▶ [WHAT IS ASKED]: Check each line for the word "value" and give how many have it. Say nothing else.

(Data excerpts)
****

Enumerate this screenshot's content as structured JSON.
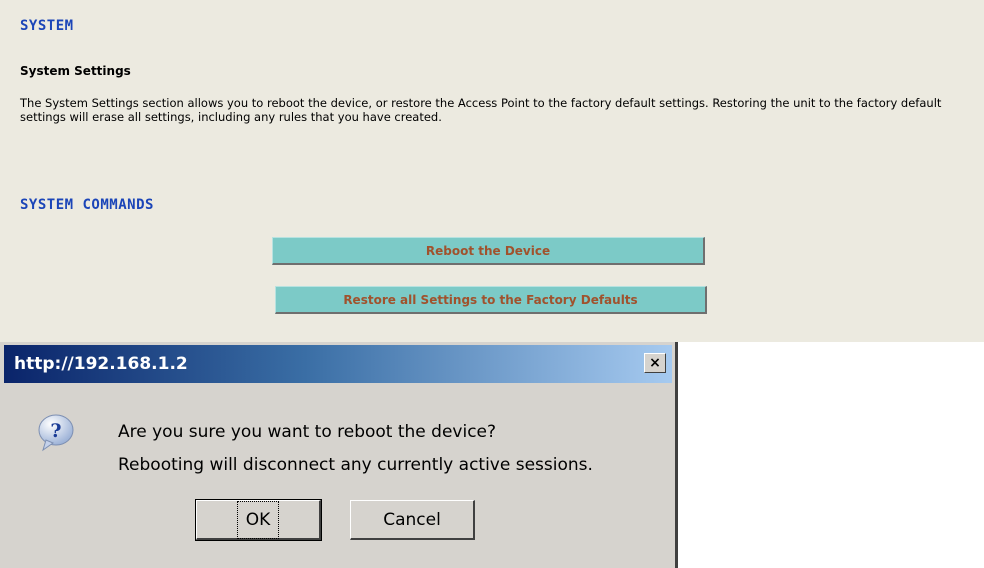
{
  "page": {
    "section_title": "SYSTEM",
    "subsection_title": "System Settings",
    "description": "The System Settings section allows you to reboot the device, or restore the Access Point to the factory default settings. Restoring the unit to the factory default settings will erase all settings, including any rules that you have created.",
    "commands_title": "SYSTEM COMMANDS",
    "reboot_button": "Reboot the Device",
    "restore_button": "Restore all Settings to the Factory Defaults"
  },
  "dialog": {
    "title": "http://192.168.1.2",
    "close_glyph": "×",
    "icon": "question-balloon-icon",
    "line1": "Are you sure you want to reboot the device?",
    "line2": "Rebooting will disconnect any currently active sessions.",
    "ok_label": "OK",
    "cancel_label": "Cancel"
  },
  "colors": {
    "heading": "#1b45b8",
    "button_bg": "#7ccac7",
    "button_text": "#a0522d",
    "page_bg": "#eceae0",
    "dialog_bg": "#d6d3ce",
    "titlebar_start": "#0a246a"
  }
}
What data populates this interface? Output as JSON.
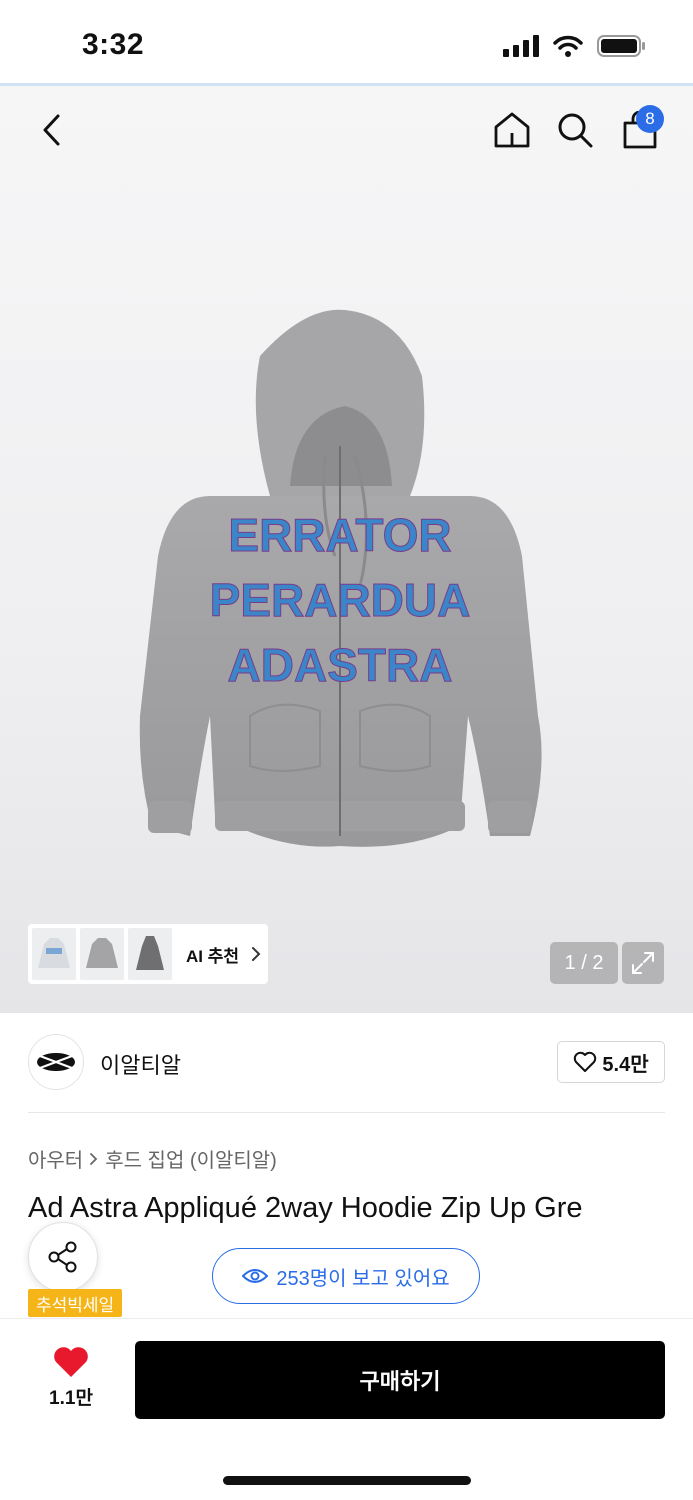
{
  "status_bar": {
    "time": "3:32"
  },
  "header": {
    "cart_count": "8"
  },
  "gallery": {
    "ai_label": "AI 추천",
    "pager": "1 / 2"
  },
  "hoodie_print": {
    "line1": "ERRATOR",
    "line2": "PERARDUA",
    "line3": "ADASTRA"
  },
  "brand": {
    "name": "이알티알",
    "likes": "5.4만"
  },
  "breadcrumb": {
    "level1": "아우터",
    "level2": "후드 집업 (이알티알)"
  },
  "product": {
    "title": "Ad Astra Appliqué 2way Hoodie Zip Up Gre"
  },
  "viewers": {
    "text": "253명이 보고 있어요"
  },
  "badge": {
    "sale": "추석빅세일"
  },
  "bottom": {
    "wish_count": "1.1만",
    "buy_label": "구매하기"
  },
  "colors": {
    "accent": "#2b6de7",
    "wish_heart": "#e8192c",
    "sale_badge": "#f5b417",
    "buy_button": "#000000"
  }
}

****

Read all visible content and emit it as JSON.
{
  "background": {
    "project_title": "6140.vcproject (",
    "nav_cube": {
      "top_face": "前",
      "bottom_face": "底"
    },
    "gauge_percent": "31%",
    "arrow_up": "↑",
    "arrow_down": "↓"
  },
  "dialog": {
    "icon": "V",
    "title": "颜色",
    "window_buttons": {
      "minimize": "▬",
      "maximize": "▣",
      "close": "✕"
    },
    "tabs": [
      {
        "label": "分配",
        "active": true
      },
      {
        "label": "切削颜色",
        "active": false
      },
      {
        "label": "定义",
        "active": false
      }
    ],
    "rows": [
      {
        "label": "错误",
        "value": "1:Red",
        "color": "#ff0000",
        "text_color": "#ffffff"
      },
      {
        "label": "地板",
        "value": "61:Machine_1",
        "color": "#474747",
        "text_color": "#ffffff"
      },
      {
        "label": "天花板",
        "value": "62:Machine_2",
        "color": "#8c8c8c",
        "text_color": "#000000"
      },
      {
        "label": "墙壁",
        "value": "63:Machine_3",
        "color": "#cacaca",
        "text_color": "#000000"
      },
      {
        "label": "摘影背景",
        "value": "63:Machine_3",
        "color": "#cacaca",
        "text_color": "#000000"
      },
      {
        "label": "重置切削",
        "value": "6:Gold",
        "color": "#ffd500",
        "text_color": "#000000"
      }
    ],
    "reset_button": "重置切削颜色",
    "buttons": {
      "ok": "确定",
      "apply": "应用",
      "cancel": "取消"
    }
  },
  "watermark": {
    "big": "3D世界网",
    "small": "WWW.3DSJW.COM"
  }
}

****

▶ [FULL ANSWER]: 6